• Provided entries:
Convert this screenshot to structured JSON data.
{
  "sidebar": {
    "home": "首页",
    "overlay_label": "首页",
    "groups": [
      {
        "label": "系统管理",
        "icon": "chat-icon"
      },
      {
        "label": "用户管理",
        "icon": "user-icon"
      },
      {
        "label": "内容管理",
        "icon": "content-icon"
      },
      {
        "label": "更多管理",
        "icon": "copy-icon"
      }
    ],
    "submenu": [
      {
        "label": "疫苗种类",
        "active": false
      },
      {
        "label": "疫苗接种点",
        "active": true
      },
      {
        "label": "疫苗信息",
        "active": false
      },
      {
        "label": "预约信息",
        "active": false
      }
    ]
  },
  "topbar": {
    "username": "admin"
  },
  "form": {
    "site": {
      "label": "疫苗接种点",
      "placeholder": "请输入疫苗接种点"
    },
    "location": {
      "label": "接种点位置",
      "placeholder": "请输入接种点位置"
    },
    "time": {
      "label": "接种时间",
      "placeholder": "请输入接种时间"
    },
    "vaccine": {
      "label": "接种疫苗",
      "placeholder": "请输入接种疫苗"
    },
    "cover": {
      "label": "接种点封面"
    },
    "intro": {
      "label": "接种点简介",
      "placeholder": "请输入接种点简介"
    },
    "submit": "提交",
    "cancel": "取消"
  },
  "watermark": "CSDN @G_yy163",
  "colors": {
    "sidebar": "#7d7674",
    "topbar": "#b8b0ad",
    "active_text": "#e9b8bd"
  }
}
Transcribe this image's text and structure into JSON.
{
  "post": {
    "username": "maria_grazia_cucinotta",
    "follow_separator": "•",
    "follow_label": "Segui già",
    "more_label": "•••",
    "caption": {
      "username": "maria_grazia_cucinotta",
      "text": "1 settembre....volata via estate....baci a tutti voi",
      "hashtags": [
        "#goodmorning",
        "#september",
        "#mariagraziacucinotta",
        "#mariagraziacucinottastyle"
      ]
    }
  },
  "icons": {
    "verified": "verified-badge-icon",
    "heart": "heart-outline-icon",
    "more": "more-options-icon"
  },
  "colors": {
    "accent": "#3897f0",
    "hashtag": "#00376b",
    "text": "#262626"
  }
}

• Given problem: Determine how many lines of the material include the string "JSON". Output only that count.

• Written response: 2